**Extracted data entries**
►
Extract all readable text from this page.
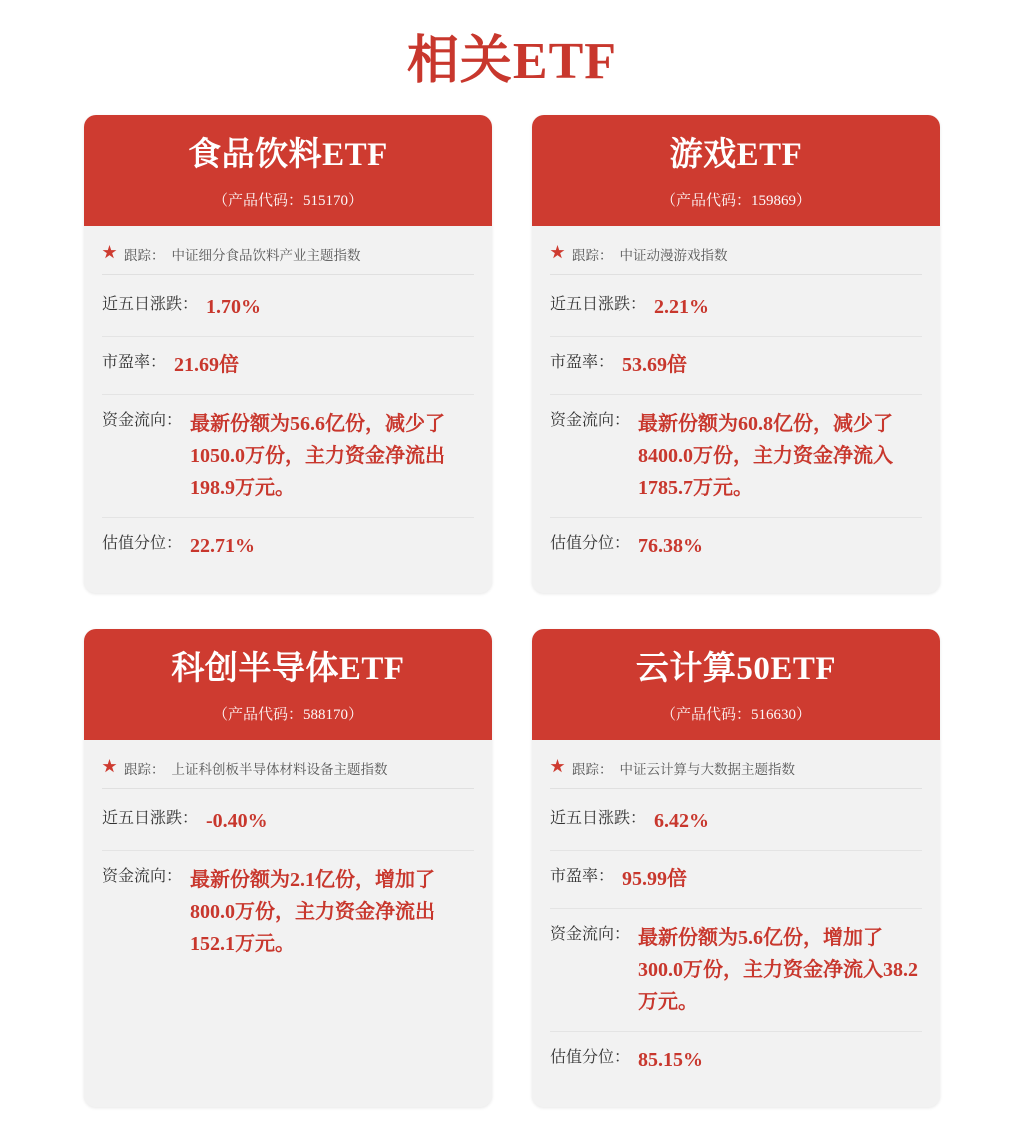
相关ETF
食品饮料ETF
（产品代码：515170）
★ 跟踪： 中证细分食品饮料产业主题指数
近五日涨跌： 1.70%
市盈率： 21.69倍
资金流向： 最新份额为56.6亿份，减少了1050.0万份，主力资金净流出198.9万元。
估值分位： 22.71%
游戏ETF
（产品代码：159869）
★ 跟踪： 中证动漫游戏指数
近五日涨跌： 2.21%
市盈率： 53.69倍
资金流向： 最新份额为60.8亿份，减少了8400.0万份，主力资金净流入1785.7万元。
估值分位： 76.38%
科创半导体ETF
（产品代码：588170）
★ 跟踪： 上证科创板半导体材料设备主题指数
近五日涨跌： -0.40%
资金流向： 最新份额为2.1亿份，增加了800.0万份，主力资金净流出152.1万元。
云计算50ETF
（产品代码：516630）
★ 跟踪： 中证云计算与大数据主题指数
近五日涨跌： 6.42%
市盈率： 95.99倍
资金流向： 最新份额为5.6亿份，增加了300.0万份，主力资金净流入38.2万元。
估值分位： 85.15%
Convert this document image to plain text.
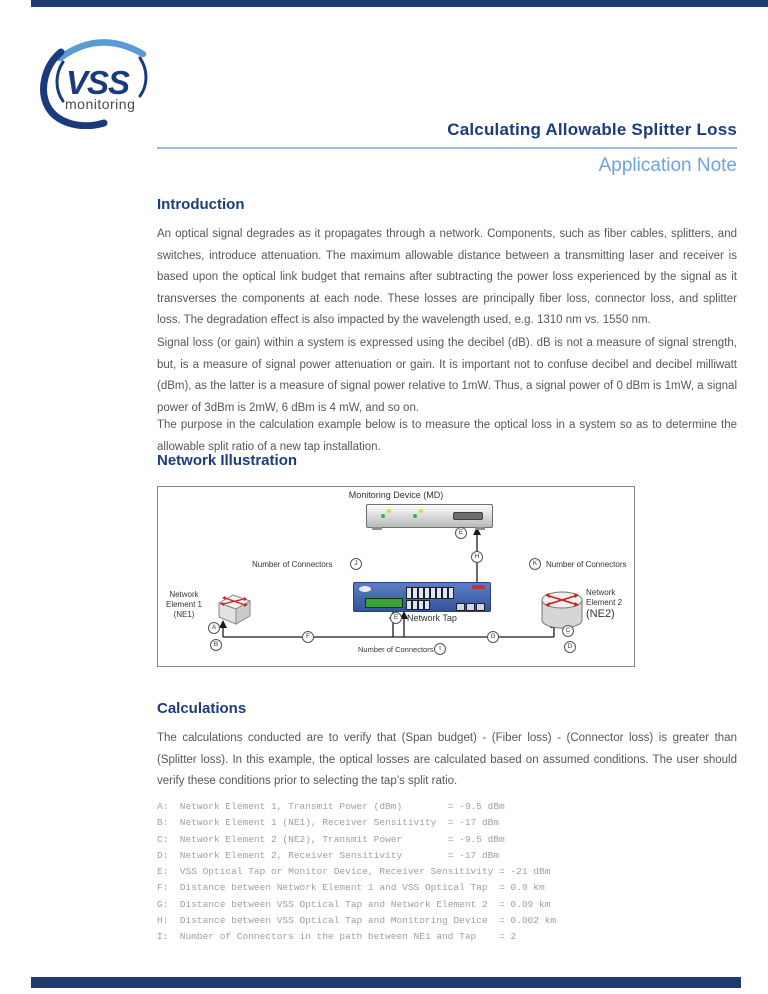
VSS
monitoring
Calculating Allowable Splitter Loss
Application Note
Introduction

An optical signal degrades as it propagates through a network. Components, such as fiber cables, splitters, and switches, introduce attenuation. The maximum allowable distance between a transmitting laser and receiver is based upon the optical link budget that remains after subtracting the power loss experienced by the signal as it transverses the components at each node. These losses are principally fiber loss, connector loss, and splitter loss. The degradation effect is also impacted by the wavelength used, e.g. 1310 nm vs. 1550 nm.

Signal loss (or gain) within a system is expressed using the decibel (dB). dB is not a measure of signal strength, but, is a measure of signal power attenuation or gain. It is important not to confuse decibel and decibel milliwatt (dBm), as the latter is a measure of signal power relative to 1mW. Thus, a signal power of 0 dBm is 1mW, a signal power of 3dBm is 2mW, 6 dBm is 4 mW, and so on.

The purpose in the calculation example below is to measure the optical loss in a system so as to determine the allowable split ratio of a new tap installation.

Network Illustration
Monitoring Device (MD)
E
H
Number of Connectors	J	K	Number of Connectors
E Network Tap
Network
Element 1
(NE1)
A
B
F	G
Network
Element 2
(NE2)
C
D
Number of Connectors I
Calculations

The calculations conducted are to verify that (Span budget) - (Fiber loss) - (Connector loss) is greater than (Splitter loss). In this example, the optical losses are calculated based on assumed conditions. The user should verify these conditions prior to selecting the tap’s split ratio.

A:  Network Element 1, Transmit Power (dBm)        = -9.5 dBm
B:  Network Element 1 (NE1), Receiver Sensitivity  = -17 dBm
C:  Network Element 2 (NE2), Transmit Power        = -9.5 dBm
D:  Network Element 2, Receiver Sensitivity        = -17 dBm
E:  VSS Optical Tap or Monitor Device, Receiver Sensitivity = -21 dBm
F:  Distance between Network Element 1 and VSS Optical Tap  = 0.9 km
G:  Distance between VSS Optical Tap and Network Element 2  = 0.09 km
H:  Distance between VSS Optical Tap and Monitoring Device  = 0.002 km
I:  Number of Connectors in the path between NE1 and Tap    = 2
◄
**YOUR OBJECTIVE**
Set down every entry word for word, but omit the pictures.

**SOLUTION TO THE EXERCISE**
Extract all readable text from this page.
相关ETF
食品饮料ETF
（产品代码：515170）
★ 跟踪： 中证细分食品饮料产业主题指数
近五日涨跌： 1.70%
市盈率： 21.69倍
资金流向： 最新份额为56.6亿份，减少了1050.0万份，主力资金净流出198.9万元。
估值分位： 22.71%
游戏ETF
（产品代码：159869）
★ 跟踪： 中证动漫游戏指数
近五日涨跌： 2.21%
市盈率： 53.69倍
资金流向： 最新份额为60.8亿份，减少了8400.0万份，主力资金净流入1785.7万元。
估值分位： 76.38%
科创半导体ETF
（产品代码：588170）
★ 跟踪： 上证科创板半导体材料设备主题指数
近五日涨跌： -0.40%
资金流向： 最新份额为2.1亿份，增加了800.0万份，主力资金净流出152.1万元。
云计算50ETF
（产品代码：516630）
★ 跟踪： 中证云计算与大数据主题指数
近五日涨跌： 6.42%
市盈率： 95.99倍
资金流向： 最新份额为5.6亿份，增加了300.0万份，主力资金净流入38.2万元。
估值分位： 85.15%
Convert this document image to plain text.
VSS
monitoring
Calculating Allowable Splitter Loss
Application Note
Introduction

An optical signal degrades as it propagates through a network. Components, such as fiber cables, splitters, and switches, introduce attenuation. The maximum allowable distance between a transmitting laser and receiver is based upon the optical link budget that remains after subtracting the power loss experienced by the signal as it transverses the components at each node. These losses are principally fiber loss, connector loss, and splitter loss. The degradation effect is also impacted by the wavelength used, e.g. 1310 nm vs. 1550 nm.

Signal loss (or gain) within a system is expressed using the decibel (dB). dB is not a measure of signal strength, but, is a measure of signal power attenuation or gain. It is important not to confuse decibel and decibel milliwatt (dBm), as the latter is a measure of signal power relative to 1mW. Thus, a signal power of 0 dBm is 1mW, a signal power of 3dBm is 2mW, 6 dBm is 4 mW, and so on.

The purpose in the calculation example below is to measure the optical loss in a system so as to determine the allowable split ratio of a new tap installation.

Network Illustration
Monitoring Device (MD)
E
H
Number of Connectors	J	K	Number of Connectors
E Network Tap
Network
Element 1
(NE1)
A
B
F	G
Network
Element 2
(NE2)
C
D
Number of Connectors I
Calculations

The calculations conducted are to verify that (Span budget) - (Fiber loss) - (Connector loss) is greater than (Splitter loss). In this example, the optical losses are calculated based on assumed conditions. The user should verify these conditions prior to selecting the tap’s split ratio.

A:  Network Element 1, Transmit Power (dBm)        = -9.5 dBm
B:  Network Element 1 (NE1), Receiver Sensitivity  = -17 dBm
C:  Network Element 2 (NE2), Transmit Power        = -9.5 dBm
D:  Network Element 2, Receiver Sensitivity        = -17 dBm
E:  VSS Optical Tap or Monitor Device, Receiver Sensitivity = -21 dBm
F:  Distance between Network Element 1 and VSS Optical Tap  = 0.9 km
G:  Distance between VSS Optical Tap and Network Element 2  = 0.09 km
H:  Distance between VSS Optical Tap and Monitoring Device  = 0.002 km
I:  Number of Connectors in the path between NE1 and Tap    = 2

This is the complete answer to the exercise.